• **Problem to work on**
Search the material for the word "отдельных" and copy each line that holds it.
#####
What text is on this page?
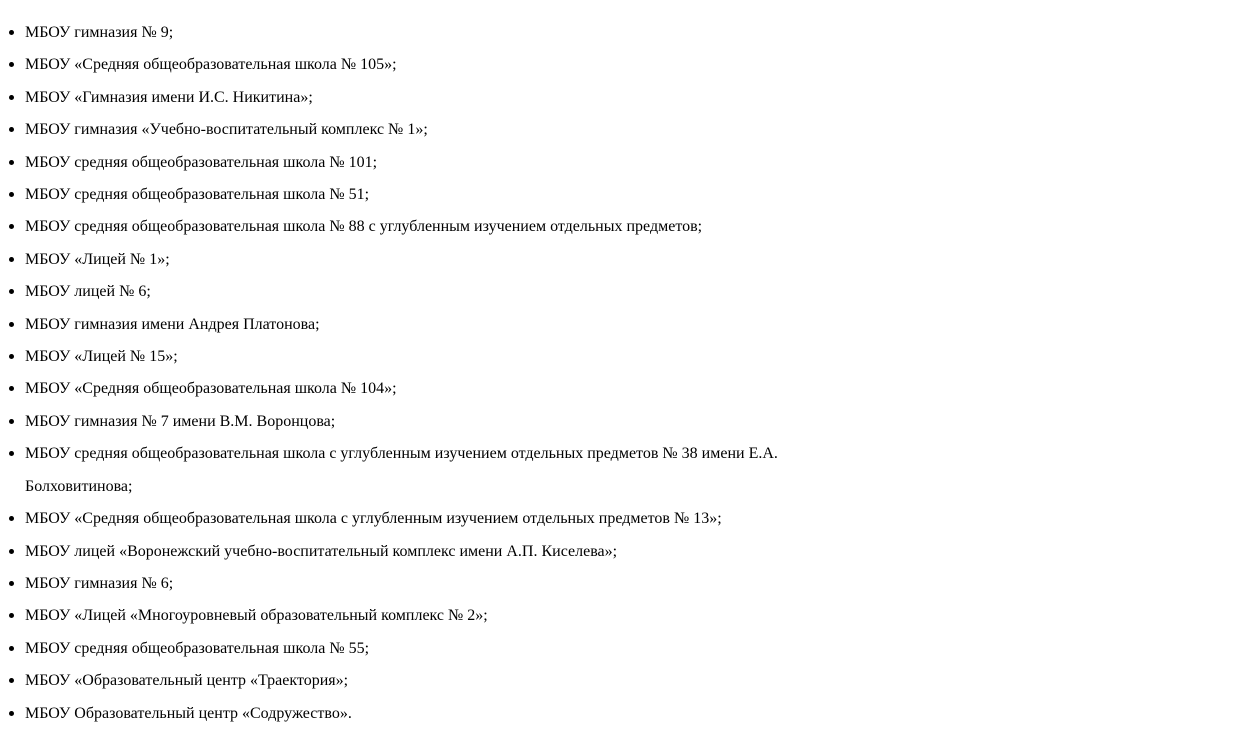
МБОУ гимназия № 9;
МБОУ «Средняя общеобразовательная школа № 105»;
МБОУ «Гимназия имени И.С. Никитина»;
МБОУ гимназия «Учебно-воспитательный комплекс № 1»;
МБОУ средняя общеобразовательная школа № 101;
МБОУ средняя общеобразовательная школа № 51;
МБОУ средняя общеобразовательная школа № 88 с углубленным изучением отдельных предметов;
МБОУ «Лицей № 1»;
МБОУ лицей № 6;
МБОУ гимназия имени Андрея Платонова;
МБОУ «Лицей № 15»;
МБОУ «Средняя общеобразовательная школа № 104»;
МБОУ гимназия № 7 имени В.М. Воронцова;
МБОУ средняя общеобразовательная школа с углубленным изучением отдельных предметов № 38 имени Е.А. Болховитинова;
МБОУ «Средняя общеобразовательная школа с углубленным изучением отдельных предметов № 13»;
МБОУ лицей «Воронежский учебно-воспитательный комплекс имени А.П. Киселева»;
МБОУ гимназия № 6;
МБОУ «Лицей «Многоуровневый образовательный комплекс № 2»;
МБОУ средняя общеобразовательная школа № 55;
МБОУ «Образовательный центр «Траектория»;
МБОУ Образовательный центр «Содружество».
#####
• **Exercise response**
МБОУ средняя общеобразовательная школа № 88 с углубленным изучением отдельных предметов;
МБОУ средняя общеобразовательная школа с углубленным изучением отдельных предметов № 38 имени Е.А. Болховитинова;
МБОУ «Средняя общеобразовательная школа с углубленным изучением отдельных предметов № 13»;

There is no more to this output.